PROMPT |
Give a count of the lines below that have the string "true" in them, with no other words.
::::
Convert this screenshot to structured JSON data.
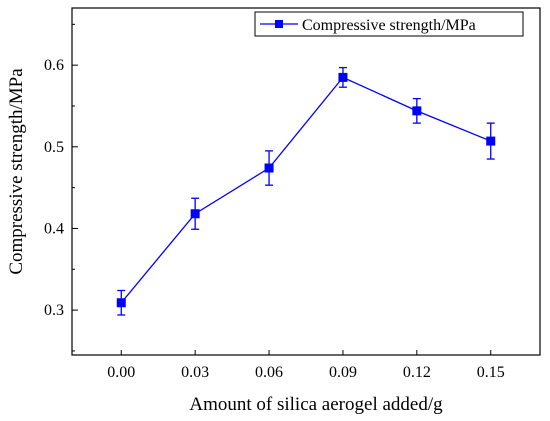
{
  "chart_data": {
    "type": "line",
    "title": "",
    "xlabel": "Amount of silica aerogel added/g",
    "ylabel": "Compressive strength/MPa",
    "x": [
      "0.00",
      "0.03",
      "0.06",
      "0.09",
      "0.12",
      "0.15"
    ],
    "series": [
      {
        "name": "Compressive strength/MPa",
        "values": [
          0.309,
          0.418,
          0.474,
          0.585,
          0.544,
          0.507
        ],
        "error": [
          0.015,
          0.019,
          0.021,
          0.012,
          0.015,
          0.022
        ],
        "color": "#0000ff",
        "marker": "square"
      }
    ],
    "yticks": [
      "0.3",
      "0.4",
      "0.5",
      "0.6"
    ],
    "xlim": [
      -0.02,
      0.17
    ],
    "ylim": [
      0.245,
      0.67
    ],
    "grid": false,
    "legend": "top-right",
    "error_bars": true
  }
}
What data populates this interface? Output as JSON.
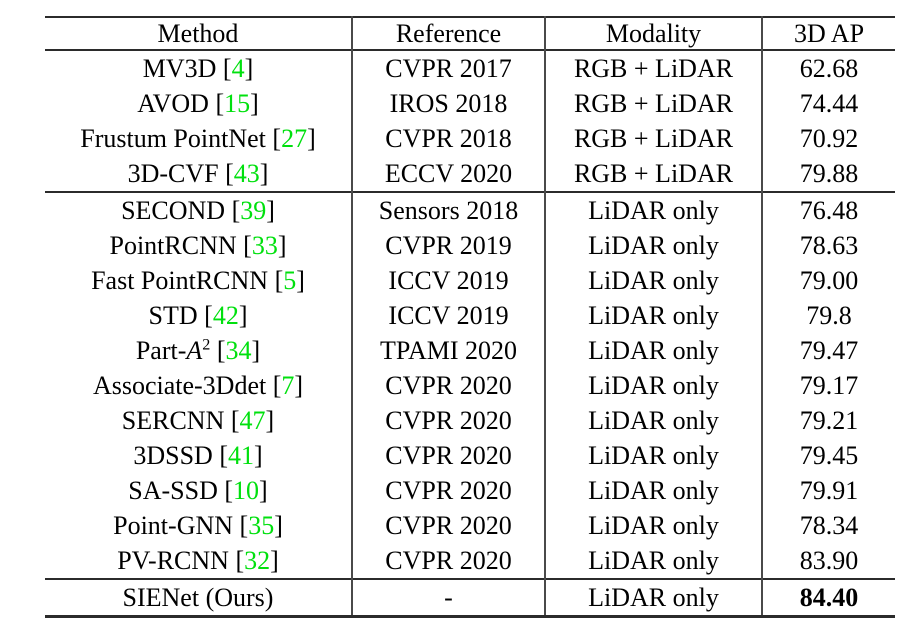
{
  "table": {
    "headers": [
      "Method",
      "Reference",
      "Modality",
      "3D AP"
    ],
    "colors": {
      "citation_green": "#00e00e",
      "text": "#000000",
      "rule": "#2b2b2b"
    },
    "groups": [
      {
        "name": "rgb-lidar-methods",
        "rows": [
          {
            "method": "MV3D",
            "cite": "4",
            "reference": "CVPR 2017",
            "modality": "RGB + LiDAR",
            "ap": "62.68"
          },
          {
            "method": "AVOD",
            "cite": "15",
            "reference": "IROS 2018",
            "modality": "RGB + LiDAR",
            "ap": "74.44"
          },
          {
            "method": "Frustum PointNet",
            "cite": "27",
            "reference": "CVPR 2018",
            "modality": "RGB + LiDAR",
            "ap": "70.92"
          },
          {
            "method": "3D-CVF",
            "cite": "43",
            "reference": "ECCV 2020",
            "modality": "RGB + LiDAR",
            "ap": "79.88"
          }
        ]
      },
      {
        "name": "lidar-only-methods",
        "rows": [
          {
            "method": "SECOND",
            "cite": "39",
            "reference": "Sensors 2018",
            "modality": "LiDAR only",
            "ap": "76.48"
          },
          {
            "method": "PointRCNN",
            "cite": "33",
            "reference": "CVPR 2019",
            "modality": "LiDAR only",
            "ap": "78.63"
          },
          {
            "method": "Fast PointRCNN",
            "cite": "5",
            "reference": "ICCV 2019",
            "modality": "LiDAR only",
            "ap": "79.00"
          },
          {
            "method": "STD",
            "cite": "42",
            "reference": "ICCV 2019",
            "modality": "LiDAR only",
            "ap": "79.8"
          },
          {
            "method_parts": [
              {
                "t": "Part-"
              },
              {
                "t": "A",
                "italic": true
              },
              {
                "t": "2",
                "sup": true
              }
            ],
            "cite": "34",
            "reference": "TPAMI 2020",
            "modality": "LiDAR only",
            "ap": "79.47"
          },
          {
            "method": "Associate-3Ddet",
            "cite": "7",
            "reference": "CVPR 2020",
            "modality": "LiDAR only",
            "ap": "79.17"
          },
          {
            "method": "SERCNN",
            "cite": "47",
            "reference": "CVPR 2020",
            "modality": "LiDAR only",
            "ap": "79.21"
          },
          {
            "method": "3DSSD",
            "cite": "41",
            "reference": "CVPR 2020",
            "modality": "LiDAR only",
            "ap": "79.45"
          },
          {
            "method": "SA-SSD",
            "cite": "10",
            "reference": "CVPR 2020",
            "modality": "LiDAR only",
            "ap": "79.91"
          },
          {
            "method": "Point-GNN",
            "cite": "35",
            "reference": "CVPR 2020",
            "modality": "LiDAR only",
            "ap": "78.34"
          },
          {
            "method": "PV-RCNN",
            "cite": "32",
            "reference": "CVPR 2020",
            "modality": "LiDAR only",
            "ap": "83.90"
          }
        ]
      },
      {
        "name": "ours",
        "rows": [
          {
            "method": "SIENet (Ours)",
            "reference": "-",
            "modality": "LiDAR only",
            "ap": "84.40",
            "ap_bold": true
          }
        ]
      }
    ]
  }
}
::::
WRITTEN RESPONSE |
4